Below are some records. Pull every line that contains the word "last".

(begin)

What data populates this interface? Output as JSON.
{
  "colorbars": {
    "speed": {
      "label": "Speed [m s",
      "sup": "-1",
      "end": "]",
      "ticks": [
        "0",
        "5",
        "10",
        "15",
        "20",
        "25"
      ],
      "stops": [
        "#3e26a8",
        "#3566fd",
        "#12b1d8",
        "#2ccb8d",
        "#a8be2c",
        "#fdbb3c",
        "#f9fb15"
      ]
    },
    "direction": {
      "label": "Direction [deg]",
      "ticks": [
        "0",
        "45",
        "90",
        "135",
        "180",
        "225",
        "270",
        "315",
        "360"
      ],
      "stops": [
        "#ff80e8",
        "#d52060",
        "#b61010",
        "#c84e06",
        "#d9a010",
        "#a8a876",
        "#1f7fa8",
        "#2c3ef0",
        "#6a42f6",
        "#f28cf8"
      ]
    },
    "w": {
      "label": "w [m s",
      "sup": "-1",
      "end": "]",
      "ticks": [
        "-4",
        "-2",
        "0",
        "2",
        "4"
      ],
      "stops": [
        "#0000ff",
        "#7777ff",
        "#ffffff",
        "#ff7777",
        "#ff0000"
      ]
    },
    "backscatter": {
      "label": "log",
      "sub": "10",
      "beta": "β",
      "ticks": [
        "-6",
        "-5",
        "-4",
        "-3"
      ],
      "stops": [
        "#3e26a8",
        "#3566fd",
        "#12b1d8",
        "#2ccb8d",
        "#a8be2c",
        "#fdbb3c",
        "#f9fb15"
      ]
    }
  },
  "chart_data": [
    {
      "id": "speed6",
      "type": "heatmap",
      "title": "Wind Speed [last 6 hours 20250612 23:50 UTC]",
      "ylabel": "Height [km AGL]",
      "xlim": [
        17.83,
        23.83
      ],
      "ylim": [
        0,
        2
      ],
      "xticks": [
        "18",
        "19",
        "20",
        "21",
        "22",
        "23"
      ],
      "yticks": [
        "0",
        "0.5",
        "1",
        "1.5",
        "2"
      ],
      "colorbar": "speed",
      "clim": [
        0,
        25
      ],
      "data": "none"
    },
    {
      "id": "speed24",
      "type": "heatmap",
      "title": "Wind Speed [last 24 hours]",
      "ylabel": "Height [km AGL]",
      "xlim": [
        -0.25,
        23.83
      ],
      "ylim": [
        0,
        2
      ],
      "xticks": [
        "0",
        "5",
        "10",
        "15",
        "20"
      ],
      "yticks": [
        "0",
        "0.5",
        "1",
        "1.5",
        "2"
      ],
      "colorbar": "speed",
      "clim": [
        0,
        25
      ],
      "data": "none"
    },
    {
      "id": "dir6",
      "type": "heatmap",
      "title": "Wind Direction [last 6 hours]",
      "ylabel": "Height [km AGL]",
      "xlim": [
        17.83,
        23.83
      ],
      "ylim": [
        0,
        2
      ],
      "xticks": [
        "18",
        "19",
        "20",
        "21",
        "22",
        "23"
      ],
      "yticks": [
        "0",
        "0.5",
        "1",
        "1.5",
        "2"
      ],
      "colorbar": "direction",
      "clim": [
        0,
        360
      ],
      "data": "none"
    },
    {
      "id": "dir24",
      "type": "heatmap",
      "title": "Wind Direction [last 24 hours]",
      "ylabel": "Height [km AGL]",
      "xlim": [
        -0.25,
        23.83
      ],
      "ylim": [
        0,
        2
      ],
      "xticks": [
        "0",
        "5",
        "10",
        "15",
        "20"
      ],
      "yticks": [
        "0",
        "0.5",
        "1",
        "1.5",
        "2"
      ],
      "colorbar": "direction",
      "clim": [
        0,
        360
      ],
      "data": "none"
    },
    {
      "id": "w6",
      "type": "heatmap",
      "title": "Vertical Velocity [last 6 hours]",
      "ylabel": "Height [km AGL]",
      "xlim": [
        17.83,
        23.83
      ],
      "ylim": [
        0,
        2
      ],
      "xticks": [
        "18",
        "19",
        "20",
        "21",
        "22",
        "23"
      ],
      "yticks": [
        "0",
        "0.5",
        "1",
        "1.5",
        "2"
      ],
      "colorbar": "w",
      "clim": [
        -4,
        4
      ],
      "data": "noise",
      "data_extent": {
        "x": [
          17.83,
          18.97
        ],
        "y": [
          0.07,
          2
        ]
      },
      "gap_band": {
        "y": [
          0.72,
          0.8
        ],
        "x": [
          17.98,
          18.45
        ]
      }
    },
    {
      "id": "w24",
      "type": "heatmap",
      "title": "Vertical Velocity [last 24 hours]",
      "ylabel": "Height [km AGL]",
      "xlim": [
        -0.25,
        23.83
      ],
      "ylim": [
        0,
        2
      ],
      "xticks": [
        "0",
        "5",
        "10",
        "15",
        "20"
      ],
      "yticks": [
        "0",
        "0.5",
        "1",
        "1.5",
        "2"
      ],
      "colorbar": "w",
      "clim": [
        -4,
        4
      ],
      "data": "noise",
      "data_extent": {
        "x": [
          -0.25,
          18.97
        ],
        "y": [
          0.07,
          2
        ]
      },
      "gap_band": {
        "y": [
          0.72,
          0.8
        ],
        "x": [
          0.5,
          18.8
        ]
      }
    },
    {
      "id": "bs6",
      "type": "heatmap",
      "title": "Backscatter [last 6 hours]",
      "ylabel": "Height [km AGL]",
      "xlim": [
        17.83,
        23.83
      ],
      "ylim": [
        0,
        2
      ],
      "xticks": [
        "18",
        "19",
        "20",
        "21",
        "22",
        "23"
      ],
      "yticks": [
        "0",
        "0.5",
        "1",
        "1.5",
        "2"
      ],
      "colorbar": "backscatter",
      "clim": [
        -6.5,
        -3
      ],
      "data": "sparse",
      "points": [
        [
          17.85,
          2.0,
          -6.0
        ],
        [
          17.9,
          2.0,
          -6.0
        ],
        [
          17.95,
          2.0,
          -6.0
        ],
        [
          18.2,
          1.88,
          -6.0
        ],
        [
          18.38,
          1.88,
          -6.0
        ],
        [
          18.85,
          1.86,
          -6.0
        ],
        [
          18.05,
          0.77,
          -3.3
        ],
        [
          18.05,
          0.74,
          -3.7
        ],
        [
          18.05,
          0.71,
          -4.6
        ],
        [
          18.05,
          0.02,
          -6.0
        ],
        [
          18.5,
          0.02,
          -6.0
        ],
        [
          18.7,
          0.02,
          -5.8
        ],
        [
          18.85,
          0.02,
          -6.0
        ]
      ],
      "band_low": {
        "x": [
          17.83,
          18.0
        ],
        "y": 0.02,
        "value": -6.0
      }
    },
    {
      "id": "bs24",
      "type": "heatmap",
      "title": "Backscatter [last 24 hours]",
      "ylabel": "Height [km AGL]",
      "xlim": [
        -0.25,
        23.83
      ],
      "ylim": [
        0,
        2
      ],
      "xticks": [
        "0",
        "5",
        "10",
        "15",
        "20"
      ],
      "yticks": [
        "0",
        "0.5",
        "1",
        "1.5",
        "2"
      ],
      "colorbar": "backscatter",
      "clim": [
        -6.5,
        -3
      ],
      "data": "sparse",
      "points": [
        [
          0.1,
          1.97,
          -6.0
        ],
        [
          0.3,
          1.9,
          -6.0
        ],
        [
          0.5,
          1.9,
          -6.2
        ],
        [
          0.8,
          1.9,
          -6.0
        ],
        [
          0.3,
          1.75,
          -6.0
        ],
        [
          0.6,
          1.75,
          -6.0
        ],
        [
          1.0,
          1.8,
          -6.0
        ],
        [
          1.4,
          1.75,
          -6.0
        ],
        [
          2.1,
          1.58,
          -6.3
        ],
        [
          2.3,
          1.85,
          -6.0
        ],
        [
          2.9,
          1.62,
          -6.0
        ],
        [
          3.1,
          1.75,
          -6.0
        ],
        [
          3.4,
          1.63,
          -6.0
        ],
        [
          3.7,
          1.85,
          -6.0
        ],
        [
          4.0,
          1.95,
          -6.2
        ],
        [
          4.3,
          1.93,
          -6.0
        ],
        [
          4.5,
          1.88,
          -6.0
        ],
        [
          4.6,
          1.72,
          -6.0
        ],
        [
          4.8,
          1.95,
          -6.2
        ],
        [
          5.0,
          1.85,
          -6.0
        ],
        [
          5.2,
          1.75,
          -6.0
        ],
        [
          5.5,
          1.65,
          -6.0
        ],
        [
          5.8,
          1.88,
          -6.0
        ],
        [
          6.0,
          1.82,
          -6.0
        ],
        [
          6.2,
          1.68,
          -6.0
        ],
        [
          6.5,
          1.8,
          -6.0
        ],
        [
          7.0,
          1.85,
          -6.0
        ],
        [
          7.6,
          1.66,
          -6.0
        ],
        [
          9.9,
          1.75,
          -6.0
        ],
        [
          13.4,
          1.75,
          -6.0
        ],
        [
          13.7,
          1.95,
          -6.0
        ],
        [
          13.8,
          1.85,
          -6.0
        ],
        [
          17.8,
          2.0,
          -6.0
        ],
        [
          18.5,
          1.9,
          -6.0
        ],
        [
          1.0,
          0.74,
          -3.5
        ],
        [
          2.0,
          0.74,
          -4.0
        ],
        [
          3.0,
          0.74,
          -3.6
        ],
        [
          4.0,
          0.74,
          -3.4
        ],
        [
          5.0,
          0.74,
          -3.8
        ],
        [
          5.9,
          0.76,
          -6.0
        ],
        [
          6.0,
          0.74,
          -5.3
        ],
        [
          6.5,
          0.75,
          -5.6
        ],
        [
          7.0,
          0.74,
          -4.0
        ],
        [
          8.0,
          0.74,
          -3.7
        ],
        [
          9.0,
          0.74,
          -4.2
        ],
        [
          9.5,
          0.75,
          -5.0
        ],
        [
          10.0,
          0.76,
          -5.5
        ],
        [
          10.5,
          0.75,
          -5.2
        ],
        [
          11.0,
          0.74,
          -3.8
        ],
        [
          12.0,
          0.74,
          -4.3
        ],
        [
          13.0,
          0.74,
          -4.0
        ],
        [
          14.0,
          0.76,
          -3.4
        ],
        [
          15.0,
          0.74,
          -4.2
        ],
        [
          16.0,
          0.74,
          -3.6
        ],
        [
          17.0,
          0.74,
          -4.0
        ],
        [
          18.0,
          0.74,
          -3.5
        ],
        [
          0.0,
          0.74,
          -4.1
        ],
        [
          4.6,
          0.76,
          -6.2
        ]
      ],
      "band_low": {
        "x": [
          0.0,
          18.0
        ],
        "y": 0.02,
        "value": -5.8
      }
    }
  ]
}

(end)

*Response*
      "title": "Wind Speed [last 6 hours 20250612 23:50 UTC]",
      "title": "Wind Speed [last 24 hours]",
      "title": "Wind Direction [last 6 hours]",
      "title": "Wind Direction [last 24 hours]",
      "title": "Vertical Velocity [last 6 hours]",
      "title": "Vertical Velocity [last 24 hours]",
      "title": "Backscatter [last 6 hours]",
      "title": "Backscatter [last 24 hours]",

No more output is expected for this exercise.